### The task
Lines containing the word "berarti" are to be located and copied.

** begin **

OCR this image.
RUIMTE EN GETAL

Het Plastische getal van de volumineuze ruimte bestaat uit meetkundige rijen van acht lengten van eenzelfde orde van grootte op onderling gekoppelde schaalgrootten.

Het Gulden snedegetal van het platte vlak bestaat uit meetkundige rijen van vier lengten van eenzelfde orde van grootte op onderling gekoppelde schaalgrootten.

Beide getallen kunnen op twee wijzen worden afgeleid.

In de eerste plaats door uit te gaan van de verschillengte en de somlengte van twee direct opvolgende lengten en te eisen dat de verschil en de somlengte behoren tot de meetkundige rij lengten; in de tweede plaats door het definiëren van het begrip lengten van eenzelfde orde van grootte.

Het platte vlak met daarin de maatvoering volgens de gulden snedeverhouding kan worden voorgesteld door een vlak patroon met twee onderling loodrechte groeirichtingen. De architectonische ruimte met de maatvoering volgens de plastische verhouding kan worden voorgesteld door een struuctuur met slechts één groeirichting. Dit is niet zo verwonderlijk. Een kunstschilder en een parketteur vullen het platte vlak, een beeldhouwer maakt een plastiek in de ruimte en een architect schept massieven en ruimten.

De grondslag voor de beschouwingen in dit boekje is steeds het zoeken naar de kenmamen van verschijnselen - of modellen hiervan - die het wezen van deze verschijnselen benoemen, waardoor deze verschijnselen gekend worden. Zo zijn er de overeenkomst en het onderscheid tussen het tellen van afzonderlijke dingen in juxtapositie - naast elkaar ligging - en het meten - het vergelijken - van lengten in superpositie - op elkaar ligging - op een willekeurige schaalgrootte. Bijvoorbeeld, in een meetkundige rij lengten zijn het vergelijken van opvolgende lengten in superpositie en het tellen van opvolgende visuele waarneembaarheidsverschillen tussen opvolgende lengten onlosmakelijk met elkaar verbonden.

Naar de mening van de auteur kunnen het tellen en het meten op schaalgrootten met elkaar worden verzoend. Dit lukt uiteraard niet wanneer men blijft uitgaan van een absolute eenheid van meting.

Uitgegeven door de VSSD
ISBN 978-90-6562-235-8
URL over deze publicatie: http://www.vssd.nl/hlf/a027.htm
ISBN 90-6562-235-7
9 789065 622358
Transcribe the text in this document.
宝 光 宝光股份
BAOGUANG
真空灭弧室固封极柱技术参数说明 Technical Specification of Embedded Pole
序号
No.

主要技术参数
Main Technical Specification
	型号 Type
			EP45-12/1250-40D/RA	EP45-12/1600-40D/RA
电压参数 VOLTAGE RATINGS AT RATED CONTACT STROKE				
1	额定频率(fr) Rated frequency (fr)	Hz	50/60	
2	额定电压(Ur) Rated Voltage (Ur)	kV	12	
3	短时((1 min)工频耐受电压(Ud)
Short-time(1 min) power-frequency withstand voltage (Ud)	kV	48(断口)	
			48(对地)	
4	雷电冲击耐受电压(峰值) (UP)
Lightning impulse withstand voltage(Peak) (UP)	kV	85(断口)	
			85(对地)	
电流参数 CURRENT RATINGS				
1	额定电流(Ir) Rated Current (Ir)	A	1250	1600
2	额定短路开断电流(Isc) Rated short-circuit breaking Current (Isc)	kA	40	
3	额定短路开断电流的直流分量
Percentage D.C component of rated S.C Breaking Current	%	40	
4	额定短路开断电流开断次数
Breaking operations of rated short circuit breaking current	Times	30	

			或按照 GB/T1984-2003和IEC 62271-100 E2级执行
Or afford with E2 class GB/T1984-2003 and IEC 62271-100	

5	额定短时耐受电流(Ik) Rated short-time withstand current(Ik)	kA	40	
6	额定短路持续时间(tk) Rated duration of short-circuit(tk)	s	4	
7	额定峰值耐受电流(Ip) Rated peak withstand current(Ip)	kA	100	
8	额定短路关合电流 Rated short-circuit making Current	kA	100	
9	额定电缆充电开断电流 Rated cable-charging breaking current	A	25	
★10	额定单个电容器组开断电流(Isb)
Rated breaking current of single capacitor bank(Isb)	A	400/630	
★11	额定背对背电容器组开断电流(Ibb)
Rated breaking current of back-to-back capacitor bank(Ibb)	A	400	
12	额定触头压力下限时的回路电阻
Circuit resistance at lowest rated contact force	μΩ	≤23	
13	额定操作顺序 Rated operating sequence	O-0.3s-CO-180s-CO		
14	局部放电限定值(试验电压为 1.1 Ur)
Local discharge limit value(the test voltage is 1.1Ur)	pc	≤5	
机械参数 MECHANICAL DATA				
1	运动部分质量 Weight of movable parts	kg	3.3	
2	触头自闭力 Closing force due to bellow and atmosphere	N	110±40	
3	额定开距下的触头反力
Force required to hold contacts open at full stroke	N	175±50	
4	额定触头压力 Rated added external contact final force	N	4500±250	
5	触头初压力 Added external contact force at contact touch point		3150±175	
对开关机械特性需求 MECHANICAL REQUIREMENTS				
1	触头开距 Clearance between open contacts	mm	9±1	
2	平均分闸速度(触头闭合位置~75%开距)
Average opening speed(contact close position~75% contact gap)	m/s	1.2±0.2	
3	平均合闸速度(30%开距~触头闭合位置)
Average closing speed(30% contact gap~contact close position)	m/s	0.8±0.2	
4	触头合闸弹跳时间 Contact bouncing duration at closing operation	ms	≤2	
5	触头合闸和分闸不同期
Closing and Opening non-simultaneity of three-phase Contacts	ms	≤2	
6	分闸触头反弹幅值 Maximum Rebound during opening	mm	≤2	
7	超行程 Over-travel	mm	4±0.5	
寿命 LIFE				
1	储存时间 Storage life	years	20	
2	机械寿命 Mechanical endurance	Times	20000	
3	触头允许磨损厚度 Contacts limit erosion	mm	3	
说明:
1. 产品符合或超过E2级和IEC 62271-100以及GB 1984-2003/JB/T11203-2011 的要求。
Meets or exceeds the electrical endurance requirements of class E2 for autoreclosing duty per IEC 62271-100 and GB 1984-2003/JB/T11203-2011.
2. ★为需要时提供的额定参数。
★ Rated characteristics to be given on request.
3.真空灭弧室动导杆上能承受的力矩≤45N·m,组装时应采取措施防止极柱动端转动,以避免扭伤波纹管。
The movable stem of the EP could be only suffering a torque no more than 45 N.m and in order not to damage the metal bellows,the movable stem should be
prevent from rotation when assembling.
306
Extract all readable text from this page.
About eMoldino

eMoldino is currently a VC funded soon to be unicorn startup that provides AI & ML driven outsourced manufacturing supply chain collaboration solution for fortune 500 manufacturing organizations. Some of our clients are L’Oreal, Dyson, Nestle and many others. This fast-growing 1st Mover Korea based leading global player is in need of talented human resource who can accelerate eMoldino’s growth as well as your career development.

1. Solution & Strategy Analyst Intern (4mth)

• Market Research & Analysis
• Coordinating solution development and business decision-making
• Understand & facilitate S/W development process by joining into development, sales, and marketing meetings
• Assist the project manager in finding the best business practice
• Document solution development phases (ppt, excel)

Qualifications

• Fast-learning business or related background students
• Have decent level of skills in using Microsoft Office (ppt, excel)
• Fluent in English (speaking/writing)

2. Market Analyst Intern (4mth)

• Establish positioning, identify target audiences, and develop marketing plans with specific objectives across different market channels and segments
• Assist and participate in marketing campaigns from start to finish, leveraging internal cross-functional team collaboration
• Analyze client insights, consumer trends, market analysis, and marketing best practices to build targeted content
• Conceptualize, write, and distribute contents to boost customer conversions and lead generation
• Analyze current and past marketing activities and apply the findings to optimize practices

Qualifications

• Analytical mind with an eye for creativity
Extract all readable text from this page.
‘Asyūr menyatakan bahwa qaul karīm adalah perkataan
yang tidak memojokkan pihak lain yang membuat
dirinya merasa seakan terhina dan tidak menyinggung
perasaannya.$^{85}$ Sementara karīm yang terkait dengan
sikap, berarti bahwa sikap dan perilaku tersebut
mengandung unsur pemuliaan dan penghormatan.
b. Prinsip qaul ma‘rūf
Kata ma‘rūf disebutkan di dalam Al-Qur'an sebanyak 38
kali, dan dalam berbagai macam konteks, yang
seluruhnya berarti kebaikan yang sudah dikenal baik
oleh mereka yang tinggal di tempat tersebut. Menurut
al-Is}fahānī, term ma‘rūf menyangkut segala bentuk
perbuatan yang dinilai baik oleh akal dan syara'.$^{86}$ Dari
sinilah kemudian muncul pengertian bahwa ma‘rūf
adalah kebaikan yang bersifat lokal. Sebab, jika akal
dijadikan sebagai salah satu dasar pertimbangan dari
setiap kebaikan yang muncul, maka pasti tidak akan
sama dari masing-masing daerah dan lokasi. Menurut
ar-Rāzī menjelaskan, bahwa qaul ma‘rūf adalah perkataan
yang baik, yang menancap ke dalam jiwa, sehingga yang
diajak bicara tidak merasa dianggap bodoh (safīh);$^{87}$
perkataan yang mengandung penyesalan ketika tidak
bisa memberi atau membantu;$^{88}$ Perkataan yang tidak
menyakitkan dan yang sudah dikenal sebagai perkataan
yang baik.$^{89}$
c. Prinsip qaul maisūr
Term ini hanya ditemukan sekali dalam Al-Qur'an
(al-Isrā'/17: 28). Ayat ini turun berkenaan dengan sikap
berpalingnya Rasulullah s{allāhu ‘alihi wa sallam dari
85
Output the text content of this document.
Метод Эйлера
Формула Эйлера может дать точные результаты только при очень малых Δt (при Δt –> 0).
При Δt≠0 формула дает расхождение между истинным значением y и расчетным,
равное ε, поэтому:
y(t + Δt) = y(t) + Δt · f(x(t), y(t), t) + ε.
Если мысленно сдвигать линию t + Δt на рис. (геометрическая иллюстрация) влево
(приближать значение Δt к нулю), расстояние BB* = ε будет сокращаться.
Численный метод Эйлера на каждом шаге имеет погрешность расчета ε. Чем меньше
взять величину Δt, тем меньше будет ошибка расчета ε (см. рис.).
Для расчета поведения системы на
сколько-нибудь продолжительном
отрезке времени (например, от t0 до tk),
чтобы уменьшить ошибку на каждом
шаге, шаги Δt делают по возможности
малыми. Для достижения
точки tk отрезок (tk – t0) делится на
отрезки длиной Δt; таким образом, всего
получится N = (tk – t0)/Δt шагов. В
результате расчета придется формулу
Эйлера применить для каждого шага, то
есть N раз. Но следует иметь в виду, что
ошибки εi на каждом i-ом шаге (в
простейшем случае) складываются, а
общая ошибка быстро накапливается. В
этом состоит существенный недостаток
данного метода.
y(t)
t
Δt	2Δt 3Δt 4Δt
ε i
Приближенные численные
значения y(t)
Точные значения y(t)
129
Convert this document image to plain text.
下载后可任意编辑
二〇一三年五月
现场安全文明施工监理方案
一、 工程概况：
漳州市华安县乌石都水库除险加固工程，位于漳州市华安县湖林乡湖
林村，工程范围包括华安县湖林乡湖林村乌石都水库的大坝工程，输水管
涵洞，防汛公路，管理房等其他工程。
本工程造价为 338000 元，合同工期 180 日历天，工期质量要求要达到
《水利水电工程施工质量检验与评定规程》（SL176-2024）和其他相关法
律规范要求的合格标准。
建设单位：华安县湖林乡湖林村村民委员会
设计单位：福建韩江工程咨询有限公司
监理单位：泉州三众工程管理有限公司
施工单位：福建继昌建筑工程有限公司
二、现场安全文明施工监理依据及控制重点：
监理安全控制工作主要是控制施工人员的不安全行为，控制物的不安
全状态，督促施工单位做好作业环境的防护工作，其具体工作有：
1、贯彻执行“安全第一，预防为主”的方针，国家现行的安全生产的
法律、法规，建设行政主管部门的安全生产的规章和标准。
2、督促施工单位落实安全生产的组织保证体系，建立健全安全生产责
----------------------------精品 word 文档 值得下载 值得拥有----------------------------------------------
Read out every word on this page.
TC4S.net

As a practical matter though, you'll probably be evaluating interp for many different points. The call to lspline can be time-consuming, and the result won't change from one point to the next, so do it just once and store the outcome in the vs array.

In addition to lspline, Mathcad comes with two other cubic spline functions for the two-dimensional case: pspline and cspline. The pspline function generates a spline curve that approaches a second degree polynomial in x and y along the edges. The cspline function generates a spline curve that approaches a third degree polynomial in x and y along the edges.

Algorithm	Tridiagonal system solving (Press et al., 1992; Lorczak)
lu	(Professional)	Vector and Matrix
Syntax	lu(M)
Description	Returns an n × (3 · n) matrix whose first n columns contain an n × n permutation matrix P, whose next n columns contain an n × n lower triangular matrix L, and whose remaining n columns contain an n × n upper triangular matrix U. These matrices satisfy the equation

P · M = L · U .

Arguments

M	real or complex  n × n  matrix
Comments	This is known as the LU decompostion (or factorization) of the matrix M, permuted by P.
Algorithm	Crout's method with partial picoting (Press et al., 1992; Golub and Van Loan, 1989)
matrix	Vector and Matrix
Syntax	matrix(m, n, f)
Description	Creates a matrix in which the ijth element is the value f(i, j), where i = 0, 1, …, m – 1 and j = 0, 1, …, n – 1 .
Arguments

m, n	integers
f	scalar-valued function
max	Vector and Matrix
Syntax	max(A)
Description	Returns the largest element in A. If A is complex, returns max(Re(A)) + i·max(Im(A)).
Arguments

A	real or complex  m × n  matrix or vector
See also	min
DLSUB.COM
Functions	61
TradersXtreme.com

** end **

### Reply
sikap, berarti bahwa sikap dan perilaku tersebut
seluruhnya berarti kebaikan yang sudah dikenal baik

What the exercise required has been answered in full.